Given request -> Identify each line holding the string "JSON" and copy it.

Dataset excerpts:
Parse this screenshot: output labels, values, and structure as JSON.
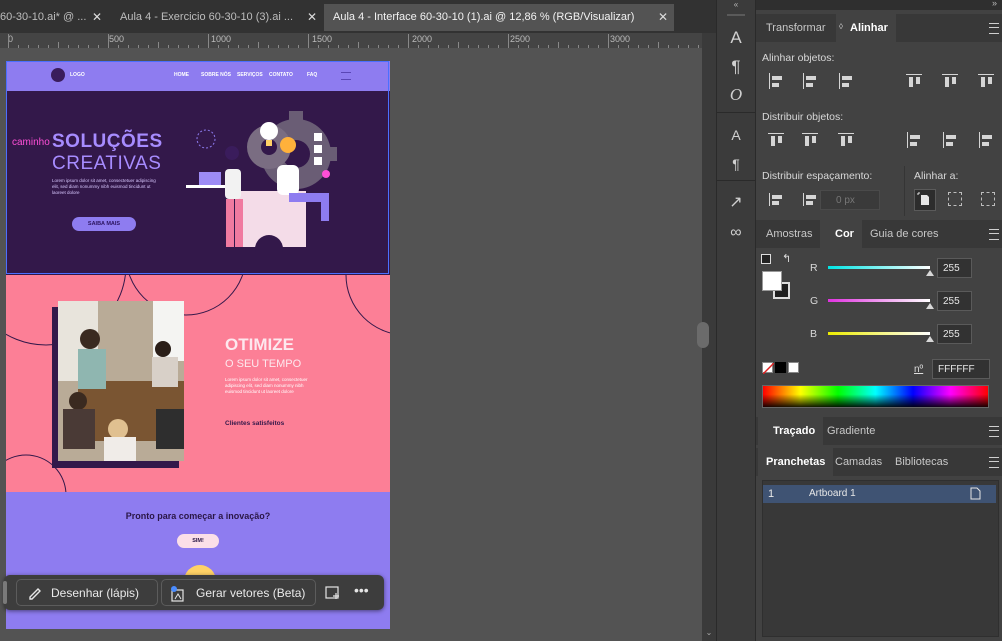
{
  "tabs": [
    {
      "label": "60-30-10.ai* @ ...",
      "active": false
    },
    {
      "label": "Aula 4 - Exercicio 60-30-10 (3).ai ...",
      "active": false
    },
    {
      "label": "Aula 4 - Interface 60-30-10 (1).ai @ 12,86 % (RGB/Visualizar)",
      "active": true
    }
  ],
  "ruler": {
    "labels": [
      "0",
      "500",
      "1000",
      "1500",
      "2000",
      "2500",
      "3000"
    ]
  },
  "artboard": {
    "header": {
      "logo": "LOGO",
      "nav": [
        "HOME",
        "SOBRE NÓS",
        "SERVIÇOS",
        "CONTATO",
        "FAQ"
      ]
    },
    "hero": {
      "tag": "caminho",
      "title": "SOLUÇÕES",
      "subtitle": "CREATIVAS",
      "body": "Lorem ipsum dolor sit amet, consectetuer adipiscing elit, sed diam nonummy nibh euismod tincidunt ut laoreet dolore",
      "button": "SAIBA MAIS"
    },
    "section2": {
      "title": "OTIMIZE",
      "subtitle": "O SEU TEMPO",
      "body": "Lorem ipsum dolor sit amet, consectetuer adipiscing elit, sed diam nonummy nibh euismod tincidunt ut laoreet dolore",
      "link": "Clientes satisfeitos"
    },
    "cta": {
      "title": "Pronto para começar a inovação?",
      "button": "SIM!"
    }
  },
  "floatbar": {
    "draw_label": "Desenhar (lápis)",
    "vectors_label": "Gerar vetores (Beta)",
    "more": "•••"
  },
  "panel_align": {
    "tabs": [
      "Transformar",
      "Alinhar"
    ],
    "align_objects": "Alinhar objetos:",
    "distribute_objects": "Distribuir objetos:",
    "distribute_spacing": "Distribuir espaçamento:",
    "align_to": "Alinhar a:",
    "spacing_value": "0 px"
  },
  "panel_color": {
    "tabs": [
      "Amostras",
      "Cor",
      "Guia de cores"
    ],
    "channels": [
      {
        "name": "R",
        "value": "255",
        "color": "#00e5e5"
      },
      {
        "name": "G",
        "value": "255",
        "color": "#e032e0"
      },
      {
        "name": "B",
        "value": "255",
        "color": "#ecec00"
      }
    ],
    "hex_label": "nº",
    "hex_value": "FFFFFF"
  },
  "panel_stroke": {
    "tabs": [
      "Traçado",
      "Gradiente"
    ]
  },
  "panel_artboards": {
    "tabs": [
      "Pranchetas",
      "Camadas",
      "Bibliotecas"
    ],
    "rows": [
      {
        "index": "1",
        "name": "Artboard 1"
      }
    ]
  },
  "colors": {
    "hero_bg": "#33184a",
    "header_bg": "#8e7cf0",
    "pink_bg": "#fc7f96",
    "violet_bg": "#8e7cf0",
    "accent": "#a78cff"
  }
}
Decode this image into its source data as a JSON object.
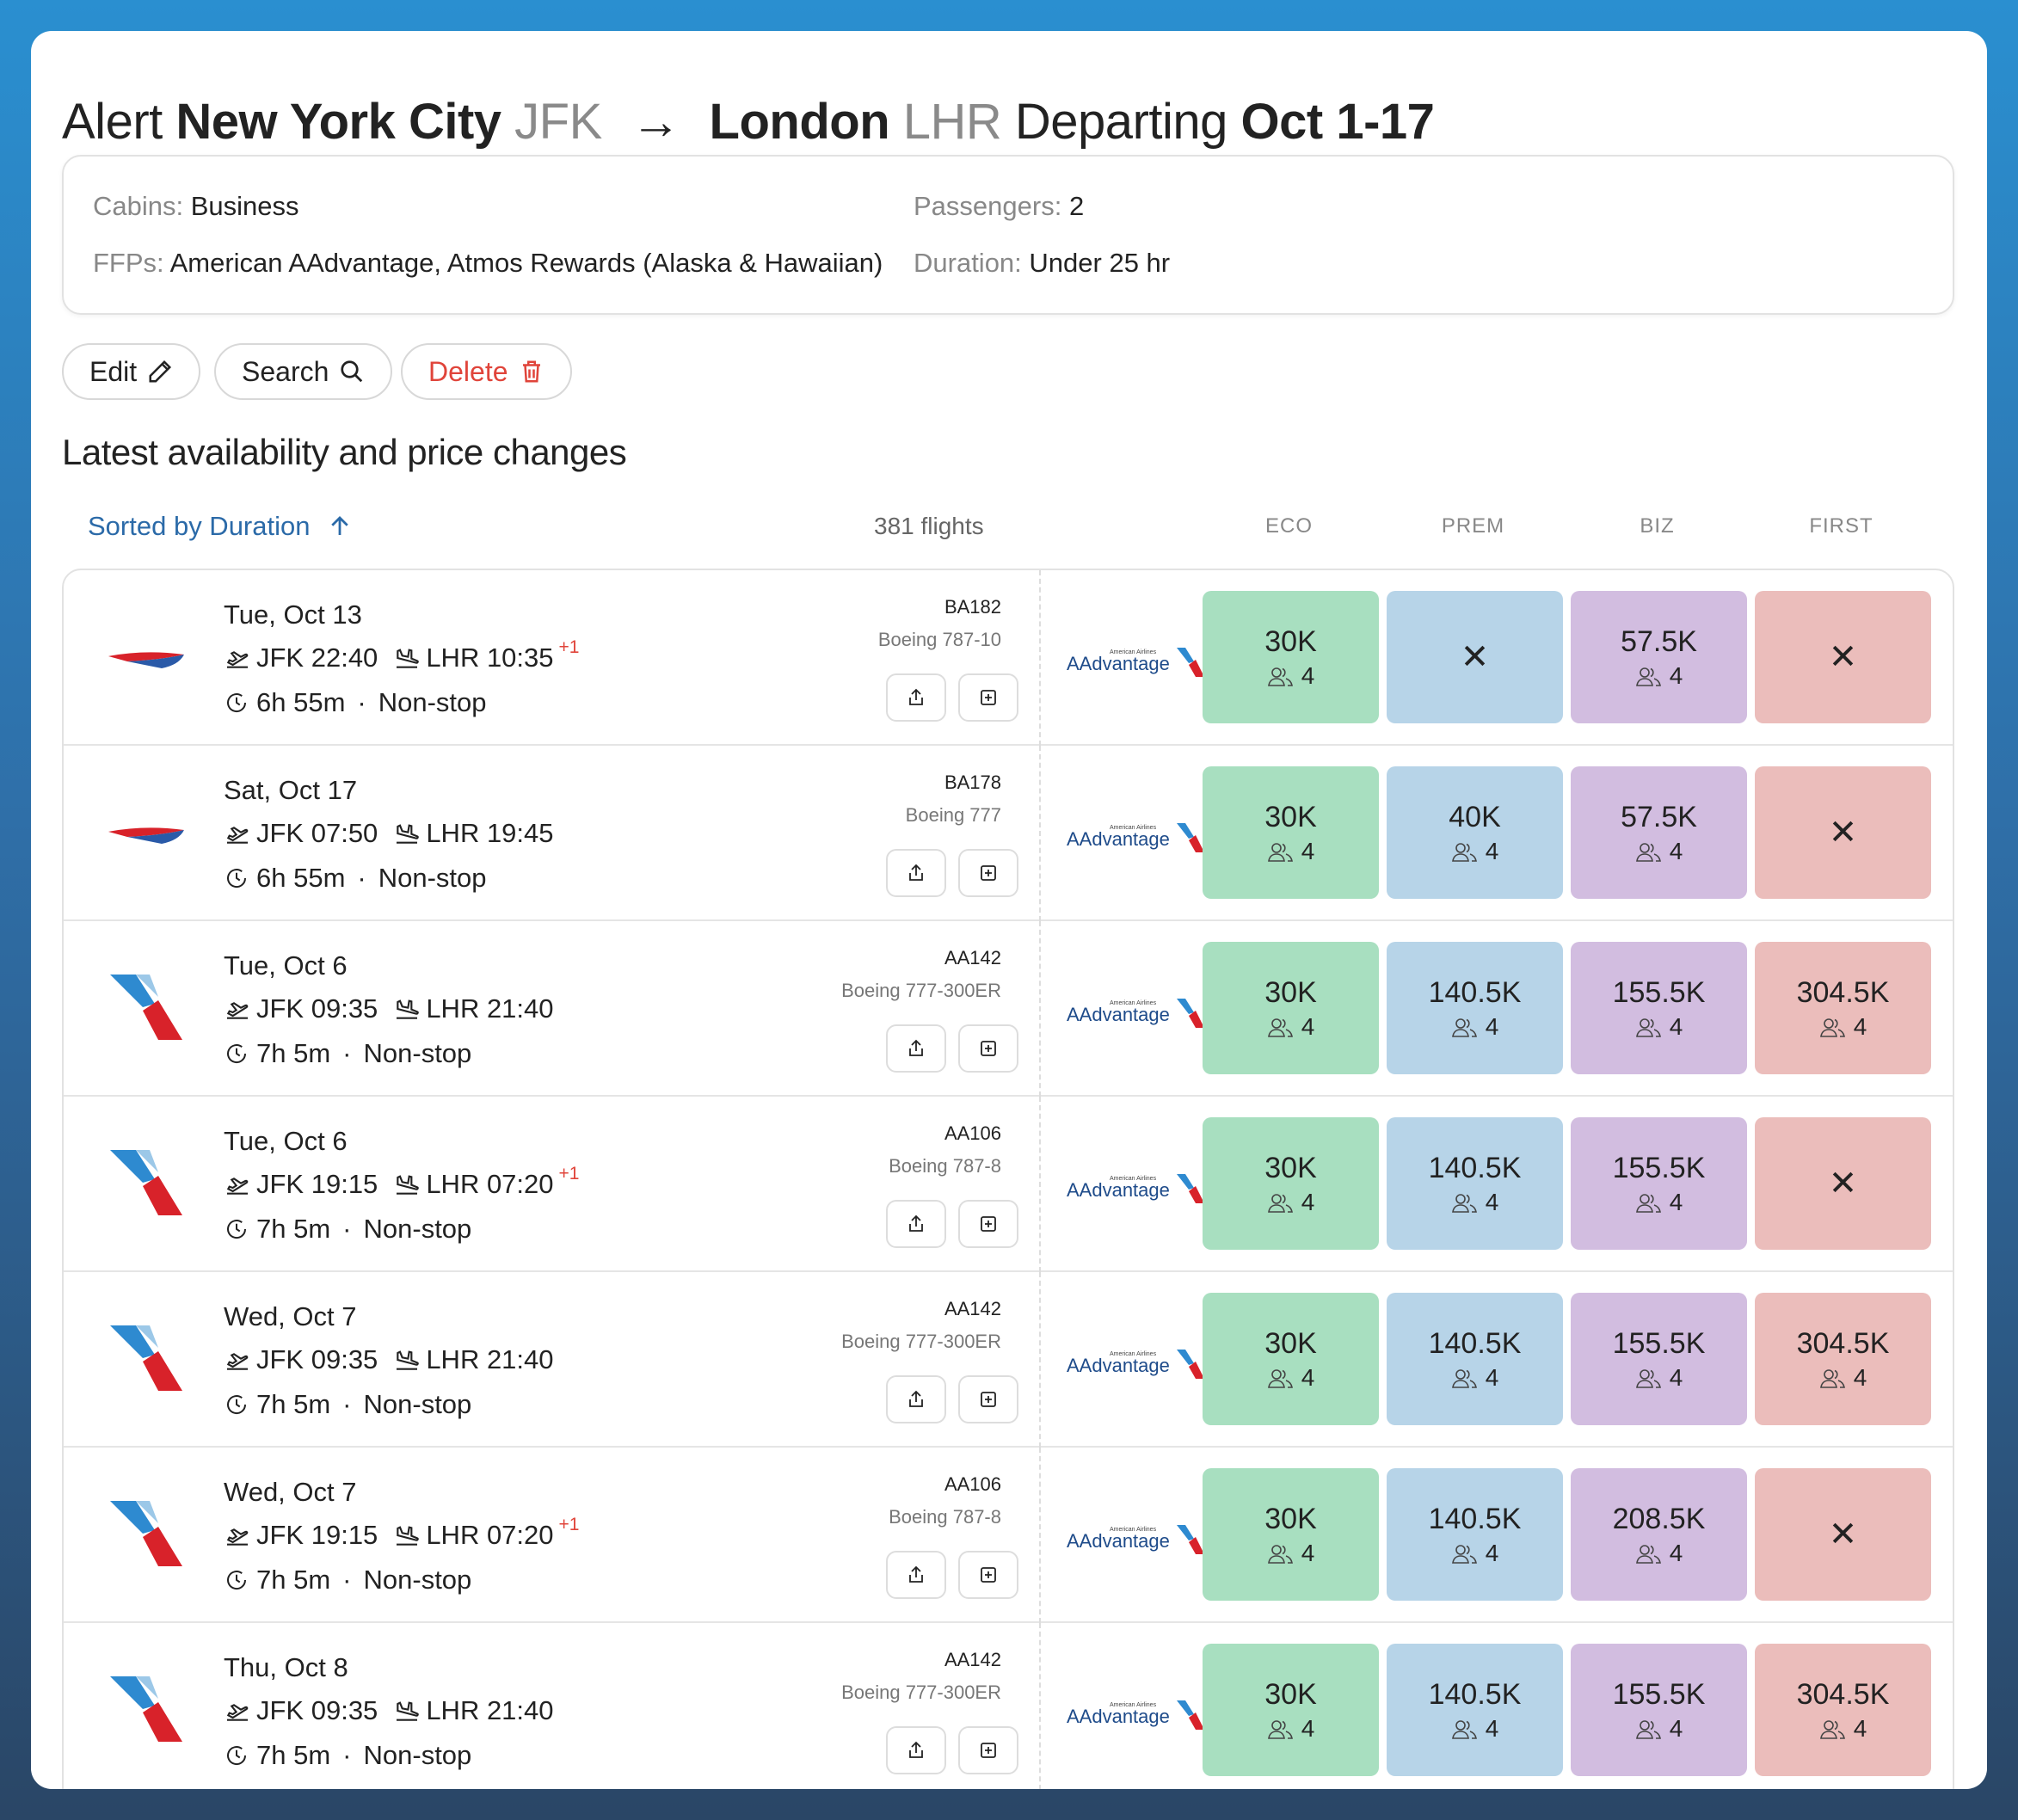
{
  "title": {
    "prefix": "Alert",
    "origin_city": "New York City",
    "origin_code": "JFK",
    "arrow": "→",
    "dest_city": "London",
    "dest_code": "LHR",
    "departing_label": "Departing",
    "dates": "Oct 1-17"
  },
  "filters": {
    "cabins_label": "Cabins:",
    "cabins_value": "Business",
    "ffps_label": "FFPs:",
    "ffps_value": "American AAdvantage, Atmos Rewards (Alaska & Hawaiian)",
    "passengers_label": "Passengers:",
    "passengers_value": "2",
    "duration_label": "Duration:",
    "duration_value": "Under 25 hr"
  },
  "actions": {
    "edit": "Edit",
    "search": "Search",
    "delete": "Delete"
  },
  "section_title": "Latest availability and price changes",
  "sort_label": "Sorted by Duration",
  "flight_count": "381 flights",
  "columns": [
    "ECO",
    "PREM",
    "BIZ",
    "FIRST"
  ],
  "program_logo_text": "AAdvantage",
  "program_logo_small": "American Airlines",
  "colors": {
    "eco": "#a8dfc0",
    "prem": "#b7d4e8",
    "biz": "#d2bde0",
    "first": "#ebbdbb",
    "accent": "#2b6aa8",
    "danger": "#e0443a"
  },
  "rows": [
    {
      "airline": "ba",
      "date": "Tue, Oct 13",
      "dep": "JFK 22:40",
      "arr": "LHR 10:35",
      "plus": "+1",
      "duration": "6h 55m",
      "stops": "Non-stop",
      "flight": "BA182",
      "aircraft": "Boeing 787-10",
      "prices": [
        {
          "p": "30K",
          "s": "4"
        },
        null,
        {
          "p": "57.5K",
          "s": "4"
        },
        null
      ]
    },
    {
      "airline": "ba",
      "date": "Sat, Oct 17",
      "dep": "JFK 07:50",
      "arr": "LHR 19:45",
      "plus": "",
      "duration": "6h 55m",
      "stops": "Non-stop",
      "flight": "BA178",
      "aircraft": "Boeing 777",
      "prices": [
        {
          "p": "30K",
          "s": "4"
        },
        {
          "p": "40K",
          "s": "4"
        },
        {
          "p": "57.5K",
          "s": "4"
        },
        null
      ]
    },
    {
      "airline": "aa",
      "date": "Tue, Oct 6",
      "dep": "JFK 09:35",
      "arr": "LHR 21:40",
      "plus": "",
      "duration": "7h 5m",
      "stops": "Non-stop",
      "flight": "AA142",
      "aircraft": "Boeing 777-300ER",
      "prices": [
        {
          "p": "30K",
          "s": "4"
        },
        {
          "p": "140.5K",
          "s": "4"
        },
        {
          "p": "155.5K",
          "s": "4"
        },
        {
          "p": "304.5K",
          "s": "4"
        }
      ]
    },
    {
      "airline": "aa",
      "date": "Tue, Oct 6",
      "dep": "JFK 19:15",
      "arr": "LHR 07:20",
      "plus": "+1",
      "duration": "7h 5m",
      "stops": "Non-stop",
      "flight": "AA106",
      "aircraft": "Boeing 787-8",
      "prices": [
        {
          "p": "30K",
          "s": "4"
        },
        {
          "p": "140.5K",
          "s": "4"
        },
        {
          "p": "155.5K",
          "s": "4"
        },
        null
      ]
    },
    {
      "airline": "aa",
      "date": "Wed, Oct 7",
      "dep": "JFK 09:35",
      "arr": "LHR 21:40",
      "plus": "",
      "duration": "7h 5m",
      "stops": "Non-stop",
      "flight": "AA142",
      "aircraft": "Boeing 777-300ER",
      "prices": [
        {
          "p": "30K",
          "s": "4"
        },
        {
          "p": "140.5K",
          "s": "4"
        },
        {
          "p": "155.5K",
          "s": "4"
        },
        {
          "p": "304.5K",
          "s": "4"
        }
      ]
    },
    {
      "airline": "aa",
      "date": "Wed, Oct 7",
      "dep": "JFK 19:15",
      "arr": "LHR 07:20",
      "plus": "+1",
      "duration": "7h 5m",
      "stops": "Non-stop",
      "flight": "AA106",
      "aircraft": "Boeing 787-8",
      "prices": [
        {
          "p": "30K",
          "s": "4"
        },
        {
          "p": "140.5K",
          "s": "4"
        },
        {
          "p": "208.5K",
          "s": "4"
        },
        null
      ]
    },
    {
      "airline": "aa",
      "date": "Thu, Oct 8",
      "dep": "JFK 09:35",
      "arr": "LHR 21:40",
      "plus": "",
      "duration": "7h 5m",
      "stops": "Non-stop",
      "flight": "AA142",
      "aircraft": "Boeing 777-300ER",
      "prices": [
        {
          "p": "30K",
          "s": "4"
        },
        {
          "p": "140.5K",
          "s": "4"
        },
        {
          "p": "155.5K",
          "s": "4"
        },
        {
          "p": "304.5K",
          "s": "4"
        }
      ]
    }
  ]
}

Result ->
Parse this screenshot: output labels, values, and structure as JSON.
Decode this image into its source data as a JSON object.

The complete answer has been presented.